Just obtained some old NATO tyres to tide me over for a few years and noticed something interesting on the sidewall.
These are Radials and I know the ply rating that applied to older bias ply tyres do not really apply - I assumed the 12ply rating on the sidwall was merely a means of comparing these radials to the older bias ply tyres.
But is this correct ?
I also noted that it states 3 plies in the tread and 1 ply in the sidewall - so that gives 4 plies ?
Maybe New Math or some shonky marketing :devil
Not that it matters, just curious :laugh
i may not explain it well .
ply rating was a way of telling you the load capacity of the tyre .
back then with bias ply tyres, the more plys in a tyre , the heavier the load it could carry .
it was carried forward as a ply rating , so people had an understanding as to what the tyre could carry .
unfortunately this actually confused the hell out of a lot of people.
look for a load rating . which is a letter of the alphabet .
_ _ _
EXERCISE REQUIREMENTS:
[a] Please return the part of the ply rating discussion starting with "These are Radials" and going on through "explain it well .".
[b] Carry the ply rating discussion forward from its final line, writing on in the same thread.

DATASET CONTENT:
_ _ _
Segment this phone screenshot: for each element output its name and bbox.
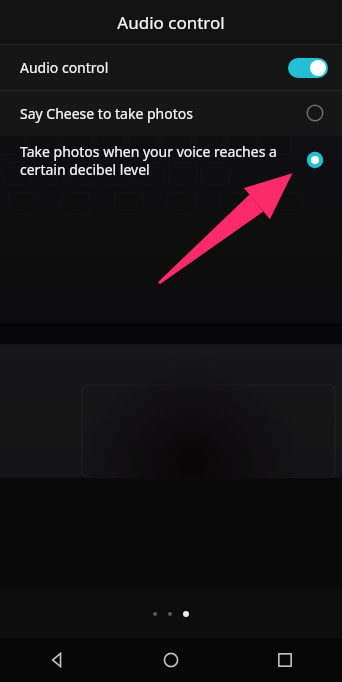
_ _ _
TASK-BY-TASK ANSWERS:
[a]
These are Radials and I know the ply rating that applied to older bias ply tyres do not really apply - I assumed the 12ply rating on the sidwall was merely a means of comparing these radials to the older bias ply tyres.
But is this correct ?
I also noted that it states 3 plies in the tread and 1 ply in the sidewall - so that gives 4 plies ?
Maybe New Math or some shonky marketing :devil
Not that it matters, just curious :laugh
i may not explain it well .

[b]
even better google tyre markings , or something similar .
i am sure it will explain better than i can .
Nice article sdibaja Explains it well - even mentions cotton (canvas) used to be the material of choice :eek
Another thing to note is that bias ply tyres are by no means a thing of the past. By using modern materials, they still have a role to play and is tough as nails :smile
So, all in all, the 12PLY rating is, as I thought, a marketing gizmo - 12 sounds soooo much better than 4 :devil
Such a good concise article, I decided it is worth capturing for posterity.
G,,day , i do not mean this in a nasty way ,
i will preface this first . i have had a bastard of a year , looking after a dying mother , a friend , vietnam vet comitting suicide .
it has knocked the shit out of me .
but i am trying . also trying to help others as others have helped me .
it is a bit sad when i try to help with info , and am totally ignored , it hurts when i am down .
i do not own a mog , but have had a bit to do with them .
politeness and manners go a long way .
if you find this offensive , oh well , i am speaking my mind .
i will most likely stop giving any advice or comments ,
Kerry,
I read what you posted and found it informative.
I am sorry you have had a tough go of it lately, but, at least for me, your response contributed to the discussion and fundamentally answered the question.
SDI's post followed up with a result from the web (your suggestion), and then hilarity ensued...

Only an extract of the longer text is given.